WRITTEN EXERCISE: Your task is to transcribe the data in full.

RECORDED DATA:
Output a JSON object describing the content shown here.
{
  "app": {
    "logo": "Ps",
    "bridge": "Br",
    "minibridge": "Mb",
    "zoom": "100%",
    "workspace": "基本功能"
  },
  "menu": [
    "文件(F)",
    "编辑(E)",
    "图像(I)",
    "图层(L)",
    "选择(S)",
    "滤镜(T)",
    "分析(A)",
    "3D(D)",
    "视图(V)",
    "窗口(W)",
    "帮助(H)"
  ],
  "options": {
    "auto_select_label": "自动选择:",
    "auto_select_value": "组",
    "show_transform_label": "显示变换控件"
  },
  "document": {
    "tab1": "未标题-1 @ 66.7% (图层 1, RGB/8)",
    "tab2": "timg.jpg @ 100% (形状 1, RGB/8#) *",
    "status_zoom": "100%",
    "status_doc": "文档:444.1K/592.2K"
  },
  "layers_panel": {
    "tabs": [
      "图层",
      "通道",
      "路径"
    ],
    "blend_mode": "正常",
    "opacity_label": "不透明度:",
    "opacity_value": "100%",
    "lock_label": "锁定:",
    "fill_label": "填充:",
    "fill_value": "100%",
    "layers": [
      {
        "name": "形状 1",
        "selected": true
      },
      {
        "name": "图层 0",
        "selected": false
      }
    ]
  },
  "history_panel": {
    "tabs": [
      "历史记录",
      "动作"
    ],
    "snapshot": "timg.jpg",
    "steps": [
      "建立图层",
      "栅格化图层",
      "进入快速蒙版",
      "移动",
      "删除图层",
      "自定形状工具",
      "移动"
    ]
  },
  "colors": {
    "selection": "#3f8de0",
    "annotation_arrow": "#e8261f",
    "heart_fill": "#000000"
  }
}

THE COMPLETED TASK:
Output a JSON object describing the content shown here.
{
  "app": {
    "logo": "Ps",
    "bridge": "Br",
    "minibridge": "Mb",
    "zoom": "100%",
    "workspace": "基本功能"
  },
  "menu": [
    "文件(F)",
    "编辑(E)",
    "图像(I)",
    "图层(L)",
    "选择(S)",
    "滤镜(T)",
    "分析(A)",
    "3D(D)",
    "视图(V)",
    "窗口(W)",
    "帮助(H)"
  ],
  "options": {
    "auto_select_label": "自动选择:",
    "auto_select_value": "组",
    "show_transform_label": "显示变换控件"
  },
  "document": {
    "tab1": "未标题-1 @ 66.7% (图层 1, RGB/8)",
    "tab2": "timg.jpg @ 100% (形状 1, RGB/8#) *",
    "status_zoom": "100%",
    "status_doc": "文档:444.1K/592.2K"
  },
  "layers_panel": {
    "tabs": [
      "图层",
      "通道",
      "路径"
    ],
    "blend_mode": "正常",
    "opacity_label": "不透明度:",
    "opacity_value": "100%",
    "lock_label": "锁定:",
    "fill_label": "填充:",
    "fill_value": "100%",
    "layers": [
      {
        "name": "形状 1",
        "selected": true
      },
      {
        "name": "图层 0",
        "selected": false
      }
    ]
  },
  "history_panel": {
    "tabs": [
      "历史记录",
      "动作"
    ],
    "snapshot": "timg.jpg",
    "steps": [
      "建立图层",
      "栅格化图层",
      "进入快速蒙版",
      "移动",
      "删除图层",
      "自定形状工具",
      "移动"
    ]
  },
  "colors": {
    "selection": "#3f8de0",
    "annotation_arrow": "#e8261f",
    "heart_fill": "#000000"
  }
}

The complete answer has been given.